■ Exercise details:
Repeat each line of the material below exactly as it appears, minus any pictures.

■ Dataset entries:
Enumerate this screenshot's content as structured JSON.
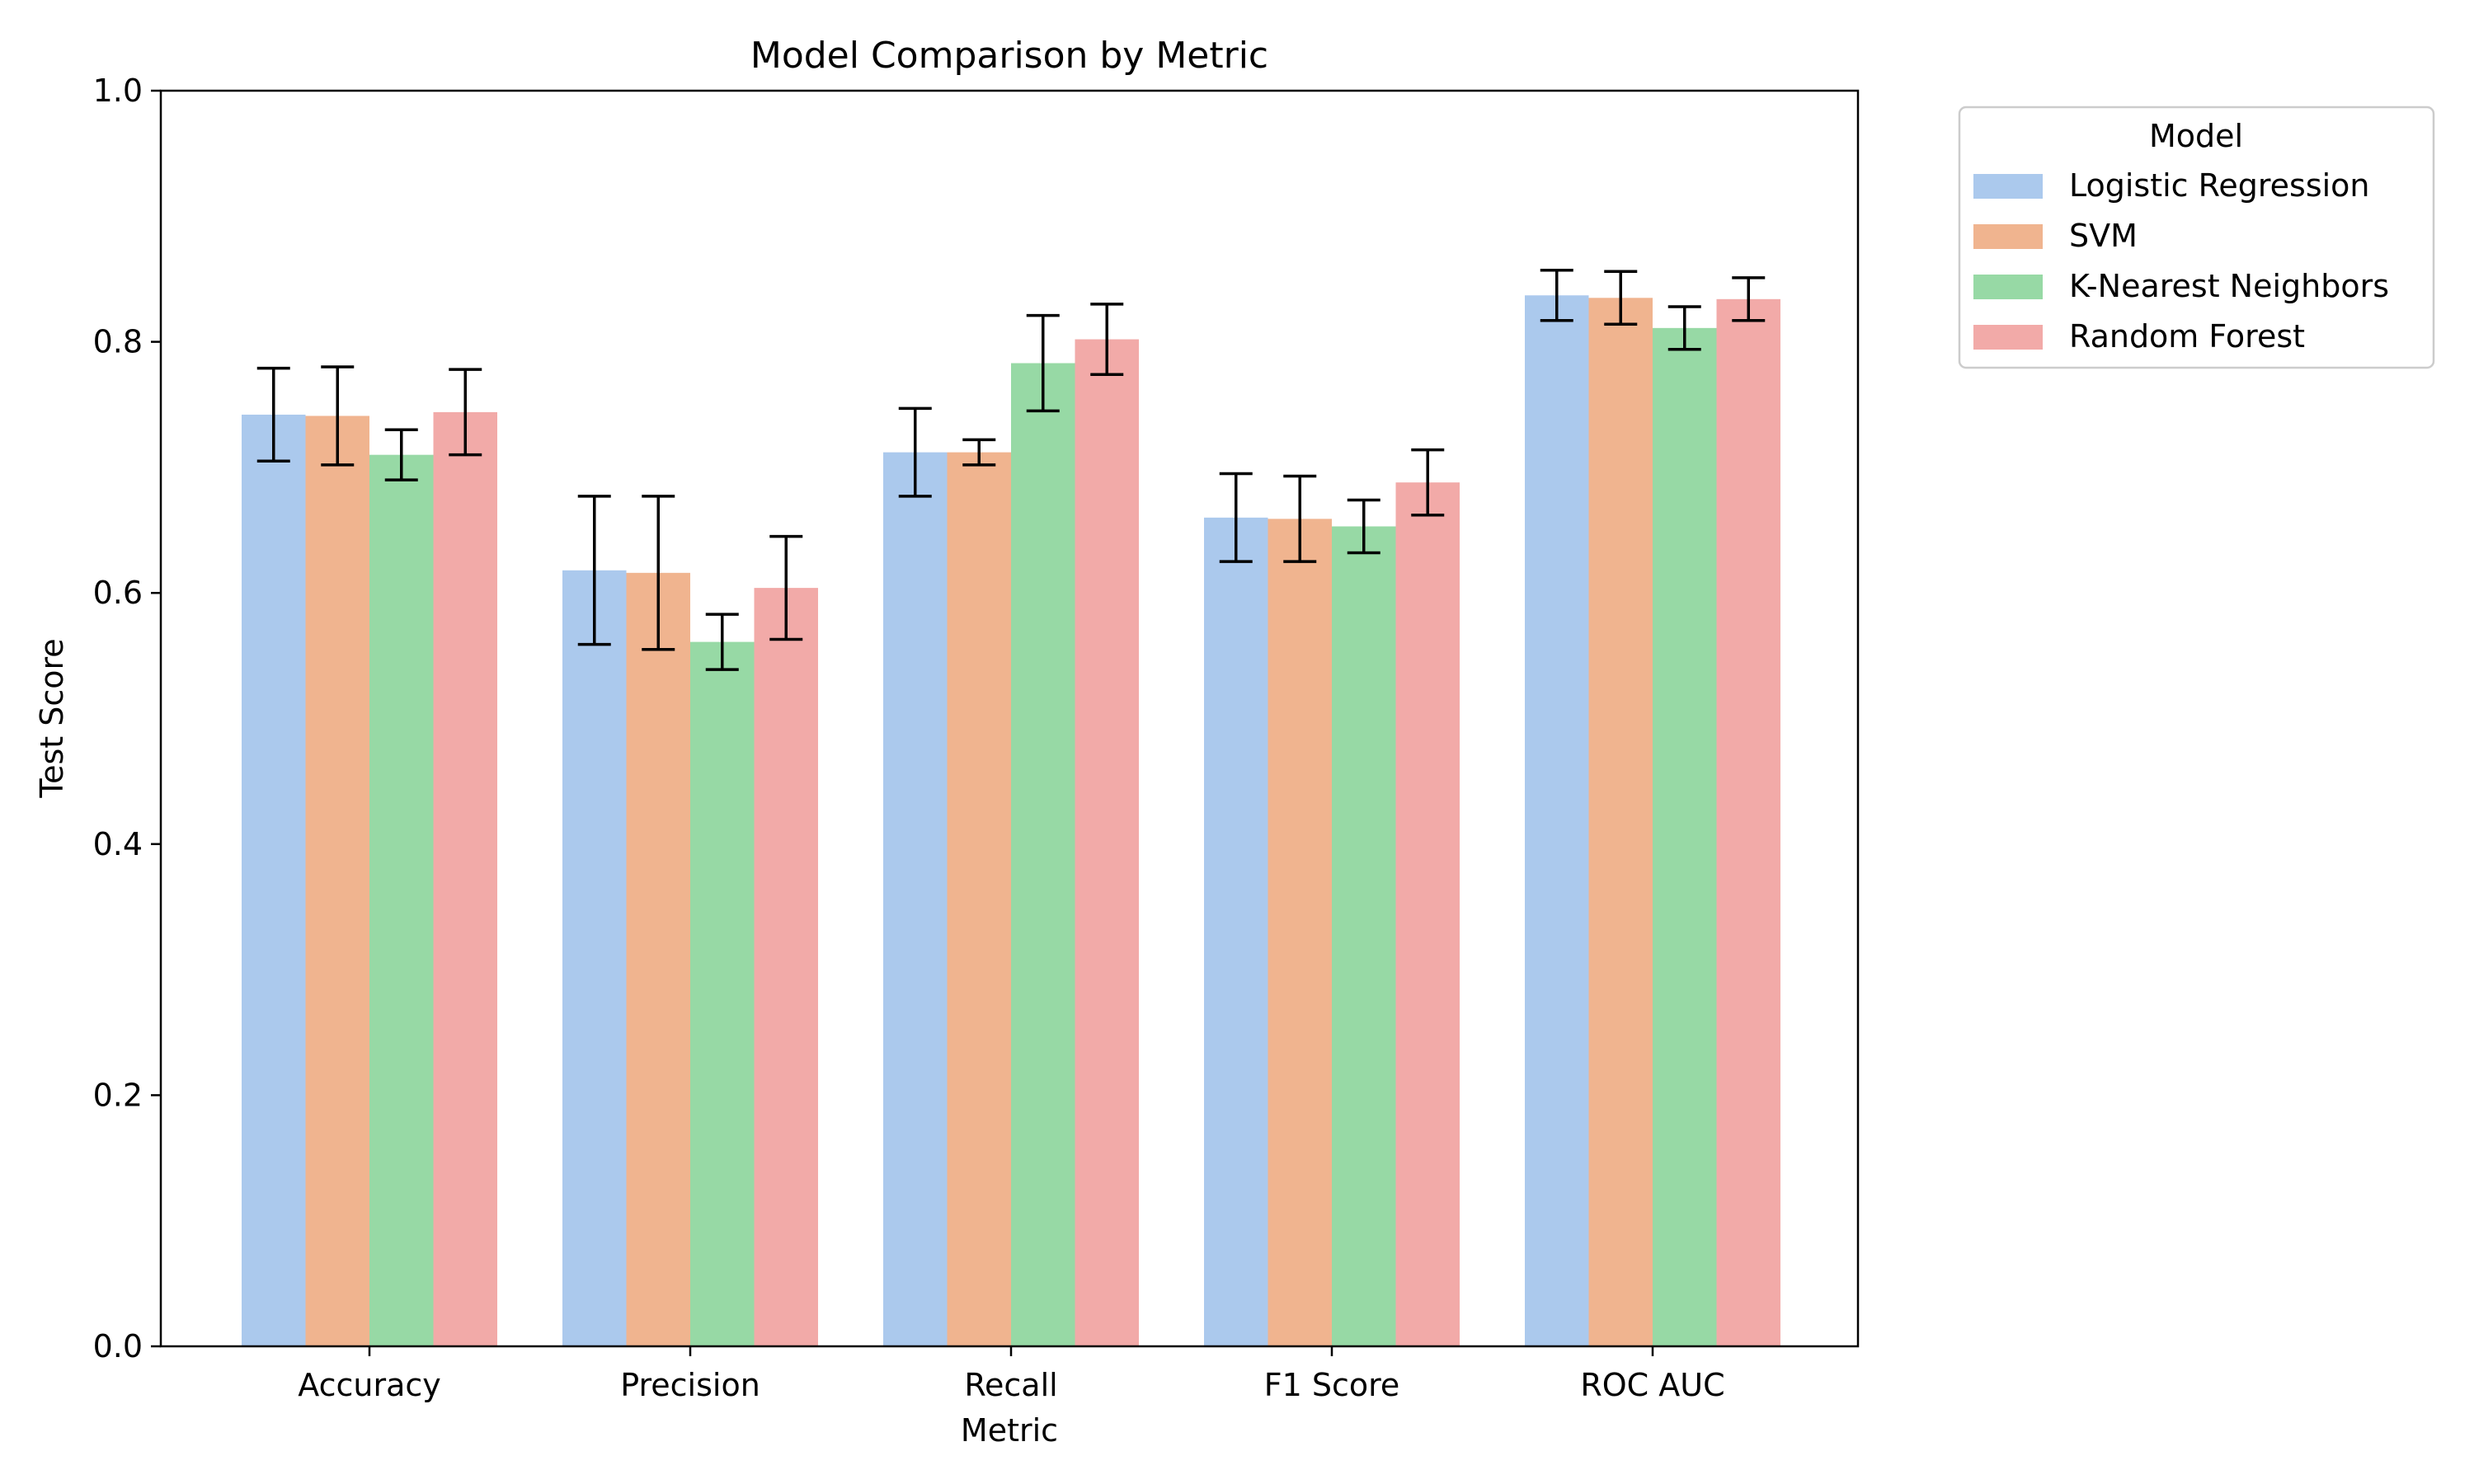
{
  "chart_data": {
    "type": "bar",
    "title": "Model Comparison by Metric",
    "xlabel": "Metric",
    "ylabel": "Test Score",
    "ylim": [
      0,
      1.0
    ],
    "yticks": [
      "0.0",
      "0.2",
      "0.4",
      "0.6",
      "0.8",
      "1.0"
    ],
    "ytick_values": [
      0.0,
      0.2,
      0.4,
      0.6,
      0.8,
      1.0
    ],
    "grid": false,
    "categories": [
      "Accuracy",
      "Precision",
      "Recall",
      "F1 Score",
      "ROC AUC"
    ],
    "legend": {
      "title": "Model",
      "placement": "outside-top-right"
    },
    "series": [
      {
        "name": "Logistic Regression",
        "color": "#abc9ed",
        "values": [
          0.742,
          0.618,
          0.712,
          0.66,
          0.837
        ],
        "errors": [
          0.037,
          0.059,
          0.035,
          0.035,
          0.02
        ]
      },
      {
        "name": "SVM",
        "color": "#f0b48f",
        "values": [
          0.741,
          0.616,
          0.712,
          0.659,
          0.835
        ],
        "errors": [
          0.039,
          0.061,
          0.01,
          0.034,
          0.021
        ]
      },
      {
        "name": "K-Nearest Neighbors",
        "color": "#97d9a5",
        "values": [
          0.71,
          0.561,
          0.783,
          0.653,
          0.811
        ],
        "errors": [
          0.02,
          0.022,
          0.038,
          0.021,
          0.017
        ]
      },
      {
        "name": "Random Forest",
        "color": "#f2aaa8",
        "values": [
          0.744,
          0.604,
          0.802,
          0.688,
          0.834
        ],
        "errors": [
          0.034,
          0.041,
          0.028,
          0.026,
          0.017
        ]
      }
    ]
  }
}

■ Solution for this task:
Enumerate this screenshot's content as structured JSON.
{
  "chart_data": {
    "type": "bar",
    "title": "Model Comparison by Metric",
    "xlabel": "Metric",
    "ylabel": "Test Score",
    "ylim": [
      0,
      1.0
    ],
    "yticks": [
      "0.0",
      "0.2",
      "0.4",
      "0.6",
      "0.8",
      "1.0"
    ],
    "ytick_values": [
      0.0,
      0.2,
      0.4,
      0.6,
      0.8,
      1.0
    ],
    "grid": false,
    "categories": [
      "Accuracy",
      "Precision",
      "Recall",
      "F1 Score",
      "ROC AUC"
    ],
    "legend": {
      "title": "Model",
      "placement": "outside-top-right"
    },
    "series": [
      {
        "name": "Logistic Regression",
        "color": "#abc9ed",
        "values": [
          0.742,
          0.618,
          0.712,
          0.66,
          0.837
        ],
        "errors": [
          0.037,
          0.059,
          0.035,
          0.035,
          0.02
        ]
      },
      {
        "name": "SVM",
        "color": "#f0b48f",
        "values": [
          0.741,
          0.616,
          0.712,
          0.659,
          0.835
        ],
        "errors": [
          0.039,
          0.061,
          0.01,
          0.034,
          0.021
        ]
      },
      {
        "name": "K-Nearest Neighbors",
        "color": "#97d9a5",
        "values": [
          0.71,
          0.561,
          0.783,
          0.653,
          0.811
        ],
        "errors": [
          0.02,
          0.022,
          0.038,
          0.021,
          0.017
        ]
      },
      {
        "name": "Random Forest",
        "color": "#f2aaa8",
        "values": [
          0.744,
          0.604,
          0.802,
          0.688,
          0.834
        ],
        "errors": [
          0.034,
          0.041,
          0.028,
          0.026,
          0.017
        ]
      }
    ]
  }
}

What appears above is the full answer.